Selected extract:
Revenue Per Available Room or RevPAR is the ratio of the total room revenue by the total number of room nights available during a given period.
It measures how good you are at generating revenue from the rooms you have available by choosing the right room rates to achieve optimal occupancy.
Use this calculator to calculate your RevPAR numbers and compare them to those of your competitors. You can also use them to assess the health of your rental business or to adjust your room rates to achieve the highest room revenue.
Table of Contents
- What is the use of RevPAR?
- Example of ReVPAR calculations
- How to interpret RevPAR?
- RevPAR caveats
- Other useful metrics
- How to improve your performance
Revenue Per Available Room (RevPAR) is the average daily revenue per room that is available for sale. RevPAR is usually calculated on a per day, per week, per month, or per year basis
You can calculate RevPAR in two ways:
- You can divide the total Room Revenue by the total Number of Available Rooms and the Number of Days in the period you are measuring for.
- You can also multiply the Average Daily Rate (ADR) with the Occupancy Percentage during a given period.
Total Room Revenue
Total Room Revenue is the revenue you earned by renting out rooms only. It does not take into account other revenue you might be generating from your vacation rental.
Room Nights Available
Room Nights Available is the total number of room nights you had available for sale during a given period.
Available Rooms is the number of rooms you have available for sale. Rooms not available for some reason, like rooms occupied by staff or down for maintenance are excluded.
Days is the number of days in the period you are measuring for.
Average Daily Rate
The Average Daily Rate (ADR) is the average revenue per room night sold in a given period. We can also express it as the average rental income per day per occupied and paid room. For a single day, it is calculated by dividing the total room revenue by the number of rooms occupied that day. Complimentary rooms and rooms occupied by staff are excluded from the calculation.
Occupancy (OCC) is the percentage of room nights sold on a given day or during a certain period.
What is the use of RevPAR?
Revenue Per Available Room or RevPAR is a hotel metric you can use to determine how good your accommodation business is at maximizing room revenue compared to other similar businesses in your area. It is also a useful performance indicator when you want to assess how good you are at filling up available rooms at a given average room rate. You can use it to adjust your room rates to find the optimal occupancy rate and maximize room revenue.

Recorded information:
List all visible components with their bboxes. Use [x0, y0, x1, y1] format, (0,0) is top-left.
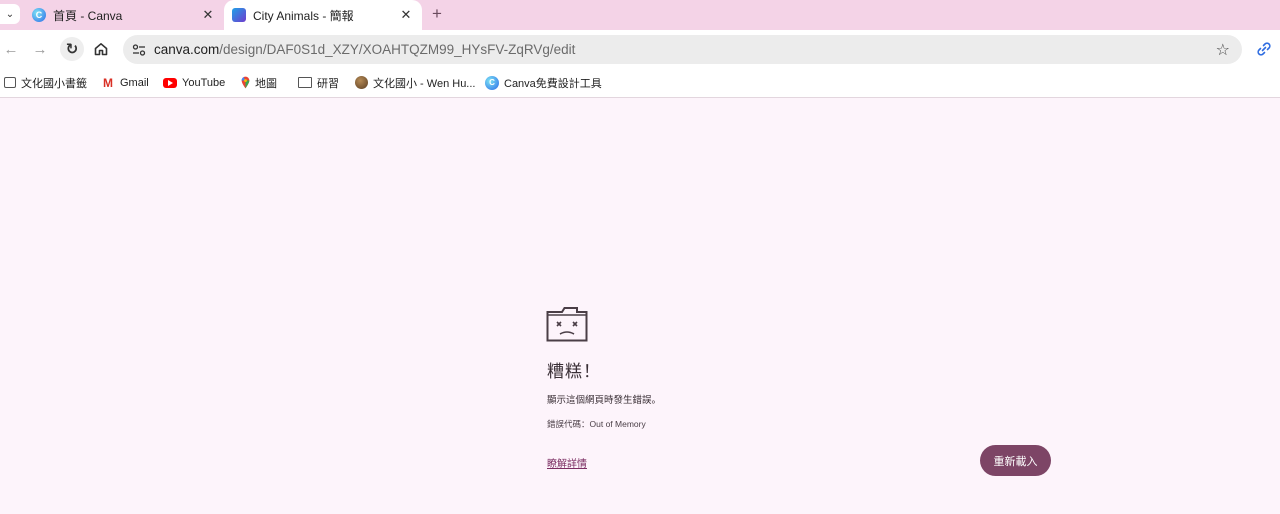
error-title: 糟糕！: [547, 362, 601, 381]
home-button[interactable]: [91, 39, 111, 59]
url-host: canva.com: [154, 42, 220, 57]
bookmark-label: Canva免費設計工具: [504, 77, 602, 90]
address-bar[interactable]: canva.com/design/DAF0S1d_XZY/XOAHTQZM99_…: [123, 35, 1242, 64]
close-icon[interactable]: ✕: [200, 7, 216, 23]
error-code: 錯誤代碼：Out of Memory: [547, 419, 646, 429]
bookmark-folder-training[interactable]: 研習: [298, 74, 339, 91]
bookmark-youtube[interactable]: YouTube: [163, 74, 225, 91]
bookmarks-bar: 文化國小書籤 M Gmail YouTube 地圖 研習 文化國小 - Wen …: [0, 68, 1280, 98]
home-icon: [94, 43, 108, 56]
bookmark-label: Gmail: [120, 76, 149, 89]
bookmark-wenhua-school[interactable]: 文化國小書籤: [4, 74, 87, 91]
url-path: /design/DAF0S1d_XZY/XOAHTQZM99_HYsFV-ZqR…: [219, 42, 576, 57]
youtube-icon: [163, 77, 177, 88]
bookmark-apps-icon: [4, 77, 16, 88]
folder-icon: [298, 77, 312, 88]
bookmark-canva[interactable]: C Canva免費設計工具: [485, 74, 602, 91]
new-tab-button[interactable]: +: [428, 4, 446, 23]
browser-toolbar: ← → ↻ canva.com/design/DAF0S1d_XZY/XOAHT…: [0, 30, 1280, 68]
city-animals-icon: [232, 8, 246, 22]
reload-button[interactable]: ↻: [60, 37, 84, 61]
plus-icon: +: [432, 4, 442, 23]
tab-city-animals[interactable]: City Animals - 簡報 ✕: [224, 0, 422, 30]
bookmark-label: 地圖: [255, 77, 277, 90]
bookmark-maps[interactable]: 地圖: [241, 74, 277, 91]
tab-canva-home[interactable]: C 首頁 - Canva ✕: [24, 0, 224, 30]
bookmark-gmail[interactable]: M Gmail: [101, 74, 149, 91]
canva-icon: C: [32, 8, 46, 22]
bookmark-star-icon[interactable]: ☆: [1216, 40, 1230, 60]
chevron-down-icon: ⌄: [5, 8, 15, 20]
bookmark-label: 研習: [317, 77, 339, 90]
error-description: 顯示這個網頁時發生錯誤。: [547, 395, 662, 406]
avatar-icon: [355, 76, 368, 89]
arrow-left-icon: ←: [3, 40, 19, 58]
url-text[interactable]: canva.com/design/DAF0S1d_XZY/XOAHTQZM99_…: [154, 42, 575, 57]
reload-page-button[interactable]: 重新載入: [980, 445, 1051, 476]
site-info-icon[interactable]: [129, 40, 149, 60]
canva-icon: C: [485, 75, 499, 90]
tab-title: City Animals - 簡報: [253, 8, 354, 23]
back-button[interactable]: ←: [1, 39, 21, 59]
error-page: 糟糕！ 顯示這個網頁時發生錯誤。 錯誤代碼：Out of Memory 瞭解詳情…: [0, 98, 1280, 514]
close-icon[interactable]: ✕: [398, 7, 414, 23]
maps-icon: [241, 76, 250, 89]
forward-button[interactable]: →: [30, 39, 50, 59]
tab-strip: ⌄ C 首頁 - Canva ✕ City Animals - 簡報 ✕ +: [0, 0, 1280, 30]
tab-search-button[interactable]: ⌄: [0, 4, 20, 24]
bookmark-label: YouTube: [182, 76, 226, 89]
bookmark-wenhua-wen-hu[interactable]: 文化國小 - Wen Hu...: [355, 74, 475, 91]
gmail-icon: M: [103, 75, 113, 90]
sad-folder-icon: [546, 307, 588, 342]
bookmark-label: 文化國小 - Wen Hu...: [373, 77, 476, 90]
tab-title: 首頁 - Canva: [53, 8, 123, 23]
reload-icon: ↻: [65, 41, 79, 58]
bookmark-label: 文化國小書籤: [21, 77, 87, 90]
arrow-right-icon: →: [32, 40, 48, 58]
link-extension-icon[interactable]: [1254, 39, 1274, 59]
learn-more-link[interactable]: 瞭解詳情: [547, 455, 587, 470]
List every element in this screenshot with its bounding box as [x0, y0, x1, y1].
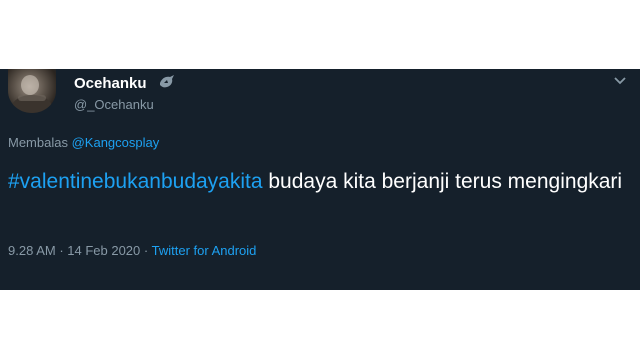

Stated problem: In the text on RevPAR, what examples are given of rooms excluded from Available Rooms?

Solution for this problem: Rooms occupied by staff or down for maintenance.